Data items
========================

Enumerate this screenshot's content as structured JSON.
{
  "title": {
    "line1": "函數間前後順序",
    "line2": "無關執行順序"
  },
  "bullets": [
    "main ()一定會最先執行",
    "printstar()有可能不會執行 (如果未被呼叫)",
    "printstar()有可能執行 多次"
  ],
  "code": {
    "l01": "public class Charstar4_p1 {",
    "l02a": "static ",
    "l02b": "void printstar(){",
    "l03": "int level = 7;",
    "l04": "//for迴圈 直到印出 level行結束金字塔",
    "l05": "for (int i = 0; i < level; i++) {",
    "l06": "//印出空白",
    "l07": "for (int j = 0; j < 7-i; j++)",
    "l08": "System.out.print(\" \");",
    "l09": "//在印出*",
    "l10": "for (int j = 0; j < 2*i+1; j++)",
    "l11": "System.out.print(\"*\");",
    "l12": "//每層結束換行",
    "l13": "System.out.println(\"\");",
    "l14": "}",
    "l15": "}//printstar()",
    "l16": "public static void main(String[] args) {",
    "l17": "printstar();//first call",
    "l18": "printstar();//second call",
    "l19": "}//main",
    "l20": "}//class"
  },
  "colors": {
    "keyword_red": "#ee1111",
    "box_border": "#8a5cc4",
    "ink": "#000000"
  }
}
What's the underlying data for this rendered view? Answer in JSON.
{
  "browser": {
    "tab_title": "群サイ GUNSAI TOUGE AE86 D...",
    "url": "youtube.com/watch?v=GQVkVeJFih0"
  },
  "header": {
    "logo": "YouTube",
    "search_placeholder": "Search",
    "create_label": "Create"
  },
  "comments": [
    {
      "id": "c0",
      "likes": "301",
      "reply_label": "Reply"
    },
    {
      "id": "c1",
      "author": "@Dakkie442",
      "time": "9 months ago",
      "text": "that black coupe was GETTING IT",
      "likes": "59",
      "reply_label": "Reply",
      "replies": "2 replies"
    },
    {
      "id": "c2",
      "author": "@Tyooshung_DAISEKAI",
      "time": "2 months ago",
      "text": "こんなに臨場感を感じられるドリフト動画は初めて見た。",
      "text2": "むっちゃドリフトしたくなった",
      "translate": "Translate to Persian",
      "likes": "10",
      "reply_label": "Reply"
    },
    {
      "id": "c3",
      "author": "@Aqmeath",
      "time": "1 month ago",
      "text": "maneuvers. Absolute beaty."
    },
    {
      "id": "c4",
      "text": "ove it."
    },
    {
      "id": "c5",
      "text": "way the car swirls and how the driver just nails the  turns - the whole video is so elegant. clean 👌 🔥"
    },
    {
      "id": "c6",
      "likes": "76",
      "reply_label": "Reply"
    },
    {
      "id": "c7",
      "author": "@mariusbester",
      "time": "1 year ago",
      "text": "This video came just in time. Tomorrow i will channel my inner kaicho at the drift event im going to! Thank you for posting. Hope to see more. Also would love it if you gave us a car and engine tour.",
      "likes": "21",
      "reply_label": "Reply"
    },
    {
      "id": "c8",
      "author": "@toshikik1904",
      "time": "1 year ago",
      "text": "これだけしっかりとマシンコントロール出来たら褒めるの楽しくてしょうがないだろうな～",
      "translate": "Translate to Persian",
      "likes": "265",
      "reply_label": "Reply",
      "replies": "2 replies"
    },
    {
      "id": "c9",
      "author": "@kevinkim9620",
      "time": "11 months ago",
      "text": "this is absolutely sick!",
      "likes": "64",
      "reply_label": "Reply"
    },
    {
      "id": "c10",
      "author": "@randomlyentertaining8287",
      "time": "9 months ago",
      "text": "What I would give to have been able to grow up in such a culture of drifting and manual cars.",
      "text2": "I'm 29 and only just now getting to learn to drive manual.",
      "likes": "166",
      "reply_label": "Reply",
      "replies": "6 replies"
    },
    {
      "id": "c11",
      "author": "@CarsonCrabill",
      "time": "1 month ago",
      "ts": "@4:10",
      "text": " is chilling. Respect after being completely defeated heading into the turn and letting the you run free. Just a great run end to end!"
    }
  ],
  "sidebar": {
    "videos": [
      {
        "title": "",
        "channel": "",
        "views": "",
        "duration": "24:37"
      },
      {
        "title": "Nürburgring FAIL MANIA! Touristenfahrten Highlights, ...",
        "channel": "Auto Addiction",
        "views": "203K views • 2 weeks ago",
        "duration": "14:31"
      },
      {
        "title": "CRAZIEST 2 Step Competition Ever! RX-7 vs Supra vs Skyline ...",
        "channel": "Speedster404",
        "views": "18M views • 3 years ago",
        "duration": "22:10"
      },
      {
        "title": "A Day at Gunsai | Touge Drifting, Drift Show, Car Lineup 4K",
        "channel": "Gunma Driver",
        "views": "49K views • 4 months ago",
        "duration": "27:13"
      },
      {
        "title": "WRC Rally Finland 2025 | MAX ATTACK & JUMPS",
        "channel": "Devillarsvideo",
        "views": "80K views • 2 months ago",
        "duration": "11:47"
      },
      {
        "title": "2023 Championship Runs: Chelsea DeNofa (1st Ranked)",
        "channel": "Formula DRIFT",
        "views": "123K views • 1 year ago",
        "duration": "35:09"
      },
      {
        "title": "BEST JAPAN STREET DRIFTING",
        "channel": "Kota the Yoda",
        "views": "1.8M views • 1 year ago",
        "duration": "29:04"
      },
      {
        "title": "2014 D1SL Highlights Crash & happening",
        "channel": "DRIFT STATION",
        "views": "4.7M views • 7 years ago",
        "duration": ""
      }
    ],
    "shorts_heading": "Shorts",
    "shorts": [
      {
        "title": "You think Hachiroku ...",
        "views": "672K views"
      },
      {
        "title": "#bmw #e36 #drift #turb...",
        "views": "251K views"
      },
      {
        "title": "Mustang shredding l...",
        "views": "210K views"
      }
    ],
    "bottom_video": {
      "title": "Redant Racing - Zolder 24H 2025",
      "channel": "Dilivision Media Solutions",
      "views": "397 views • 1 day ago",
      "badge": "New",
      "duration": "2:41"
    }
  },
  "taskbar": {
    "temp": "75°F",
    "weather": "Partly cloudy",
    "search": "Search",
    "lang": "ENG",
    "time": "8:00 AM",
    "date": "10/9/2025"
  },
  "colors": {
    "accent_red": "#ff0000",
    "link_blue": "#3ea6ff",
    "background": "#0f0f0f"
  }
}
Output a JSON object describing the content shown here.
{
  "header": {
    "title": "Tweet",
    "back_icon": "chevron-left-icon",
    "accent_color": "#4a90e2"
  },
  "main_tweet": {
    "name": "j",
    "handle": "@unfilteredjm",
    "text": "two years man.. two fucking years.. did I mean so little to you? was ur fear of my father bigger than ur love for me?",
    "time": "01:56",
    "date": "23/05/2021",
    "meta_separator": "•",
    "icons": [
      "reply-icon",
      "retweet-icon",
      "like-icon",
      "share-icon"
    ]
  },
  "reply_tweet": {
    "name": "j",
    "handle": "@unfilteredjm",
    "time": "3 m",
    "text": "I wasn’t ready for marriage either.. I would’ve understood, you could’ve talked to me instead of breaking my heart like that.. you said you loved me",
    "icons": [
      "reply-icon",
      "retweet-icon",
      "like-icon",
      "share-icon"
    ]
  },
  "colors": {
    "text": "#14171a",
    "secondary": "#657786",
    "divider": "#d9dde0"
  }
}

========================

▶ **EXERCISE DIRECTIONS**: From the listing above, reproduce all the lines exactly.

▶ **WRITTEN SOLUTION**:
Enumerate this screenshot's content as structured JSON.
{
  "title": {
    "line1": "函數間前後順序",
    "line2": "無關執行順序"
  },
  "bullets": [
    "main ()一定會最先執行",
    "printstar()有可能不會執行 (如果未被呼叫)",
    "printstar()有可能執行 多次"
  ],
  "code": {
    "l01": "public class Charstar4_p1 {",
    "l02a": "static ",
    "l02b": "void printstar(){",
    "l03": "int level = 7;",
    "l04": "//for迴圈 直到印出 level行結束金字塔",
    "l05": "for (int i = 0; i < level; i++) {",
    "l06": "//印出空白",
    "l07": "for (int j = 0; j < 7-i; j++)",
    "l08": "System.out.print(\" \");",
    "l09": "//在印出*",
    "l10": "for (int j = 0; j < 2*i+1; j++)",
    "l11": "System.out.print(\"*\");",
    "l12": "//每層結束換行",
    "l13": "System.out.println(\"\");",
    "l14": "}",
    "l15": "}//printstar()",
    "l16": "public static void main(String[] args) {",
    "l17": "printstar();//first call",
    "l18": "printstar();//second call",
    "l19": "}//main",
    "l20": "}//class"
  },
  "colors": {
    "keyword_red": "#ee1111",
    "box_border": "#8a5cc4",
    "ink": "#000000"
  }
}
What's the underlying data for this rendered view? Answer in JSON.
{
  "browser": {
    "tab_title": "群サイ GUNSAI TOUGE AE86 D...",
    "url": "youtube.com/watch?v=GQVkVeJFih0"
  },
  "header": {
    "logo": "YouTube",
    "search_placeholder": "Search",
    "create_label": "Create"
  },
  "comments": [
    {
      "id": "c0",
      "likes": "301",
      "reply_label": "Reply"
    },
    {
      "id": "c1",
      "author": "@Dakkie442",
      "time": "9 months ago",
      "text": "that black coupe was GETTING IT",
      "likes": "59",
      "reply_label": "Reply",
      "replies": "2 replies"
    },
    {
      "id": "c2",
      "author": "@Tyooshung_DAISEKAI",
      "time": "2 months ago",
      "text": "こんなに臨場感を感じられるドリフト動画は初めて見た。",
      "text2": "むっちゃドリフトしたくなった",
      "translate": "Translate to Persian",
      "likes": "10",
      "reply_label": "Reply"
    },
    {
      "id": "c3",
      "author": "@Aqmeath",
      "time": "1 month ago",
      "text": "maneuvers. Absolute beaty."
    },
    {
      "id": "c4",
      "text": "ove it."
    },
    {
      "id": "c5",
      "text": "way the car swirls and how the driver just nails the  turns - the whole video is so elegant. clean 👌 🔥"
    },
    {
      "id": "c6",
      "likes": "76",
      "reply_label": "Reply"
    },
    {
      "id": "c7",
      "author": "@mariusbester",
      "time": "1 year ago",
      "text": "This video came just in time. Tomorrow i will channel my inner kaicho at the drift event im going to! Thank you for posting. Hope to see more. Also would love it if you gave us a car and engine tour.",
      "likes": "21",
      "reply_label": "Reply"
    },
    {
      "id": "c8",
      "author": "@toshikik1904",
      "time": "1 year ago",
      "text": "これだけしっかりとマシンコントロール出来たら褒めるの楽しくてしょうがないだろうな～",
      "translate": "Translate to Persian",
      "likes": "265",
      "reply_label": "Reply",
      "replies": "2 replies"
    },
    {
      "id": "c9",
      "author": "@kevinkim9620",
      "time": "11 months ago",
      "text": "this is absolutely sick!",
      "likes": "64",
      "reply_label": "Reply"
    },
    {
      "id": "c10",
      "author": "@randomlyentertaining8287",
      "time": "9 months ago",
      "text": "What I would give to have been able to grow up in such a culture of drifting and manual cars.",
      "text2": "I'm 29 and only just now getting to learn to drive manual.",
      "likes": "166",
      "reply_label": "Reply",
      "replies": "6 replies"
    },
    {
      "id": "c11",
      "author": "@CarsonCrabill",
      "time": "1 month ago",
      "ts": "@4:10",
      "text": " is chilling. Respect after being completely defeated heading into the turn and letting the you run free. Just a great run end to end!"
    }
  ],
  "sidebar": {
    "videos": [
      {
        "title": "",
        "channel": "",
        "views": "",
        "duration": "24:37"
      },
      {
        "title": "Nürburgring FAIL MANIA! Touristenfahrten Highlights, ...",
        "channel": "Auto Addiction",
        "views": "203K views • 2 weeks ago",
        "duration": "14:31"
      },
      {
        "title": "CRAZIEST 2 Step Competition Ever! RX-7 vs Supra vs Skyline ...",
        "channel": "Speedster404",
        "views": "18M views • 3 years ago",
        "duration": "22:10"
      },
      {
        "title": "A Day at Gunsai | Touge Drifting, Drift Show, Car Lineup 4K",
        "channel": "Gunma Driver",
        "views": "49K views • 4 months ago",
        "duration": "27:13"
      },
      {
        "title": "WRC Rally Finland 2025 | MAX ATTACK & JUMPS",
        "channel": "Devillarsvideo",
        "views": "80K views • 2 months ago",
        "duration": "11:47"
      },
      {
        "title": "2023 Championship Runs: Chelsea DeNofa (1st Ranked)",
        "channel": "Formula DRIFT",
        "views": "123K views • 1 year ago",
        "duration": "35:09"
      },
      {
        "title": "BEST JAPAN STREET DRIFTING",
        "channel": "Kota the Yoda",
        "views": "1.8M views • 1 year ago",
        "duration": "29:04"
      },
      {
        "title": "2014 D1SL Highlights Crash & happening",
        "channel": "DRIFT STATION",
        "views": "4.7M views • 7 years ago",
        "duration": ""
      }
    ],
    "shorts_heading": "Shorts",
    "shorts": [
      {
        "title": "You think Hachiroku ...",
        "views": "672K views"
      },
      {
        "title": "#bmw #e36 #drift #turb...",
        "views": "251K views"
      },
      {
        "title": "Mustang shredding l...",
        "views": "210K views"
      }
    ],
    "bottom_video": {
      "title": "Redant Racing - Zolder 24H 2025",
      "channel": "Dilivision Media Solutions",
      "views": "397 views • 1 day ago",
      "badge": "New",
      "duration": "2:41"
    }
  },
  "taskbar": {
    "temp": "75°F",
    "weather": "Partly cloudy",
    "search": "Search",
    "lang": "ENG",
    "time": "8:00 AM",
    "date": "10/9/2025"
  },
  "colors": {
    "accent_red": "#ff0000",
    "link_blue": "#3ea6ff",
    "background": "#0f0f0f"
  }
}
Output a JSON object describing the content shown here.
{
  "header": {
    "title": "Tweet",
    "back_icon": "chevron-left-icon",
    "accent_color": "#4a90e2"
  },
  "main_tweet": {
    "name": "j",
    "handle": "@unfilteredjm",
    "text": "two years man.. two fucking years.. did I mean so little to you? was ur fear of my father bigger than ur love for me?",
    "time": "01:56",
    "date": "23/05/2021",
    "meta_separator": "•",
    "icons": [
      "reply-icon",
      "retweet-icon",
      "like-icon",
      "share-icon"
    ]
  },
  "reply_tweet": {
    "name": "j",
    "handle": "@unfilteredjm",
    "time": "3 m",
    "text": "I wasn’t ready for marriage either.. I would’ve understood, you could’ve talked to me instead of breaking my heart like that.. you said you loved me",
    "icons": [
      "reply-icon",
      "retweet-icon",
      "like-icon",
      "share-icon"
    ]
  },
  "colors": {
    "text": "#14171a",
    "secondary": "#657786",
    "divider": "#d9dde0"
  }
}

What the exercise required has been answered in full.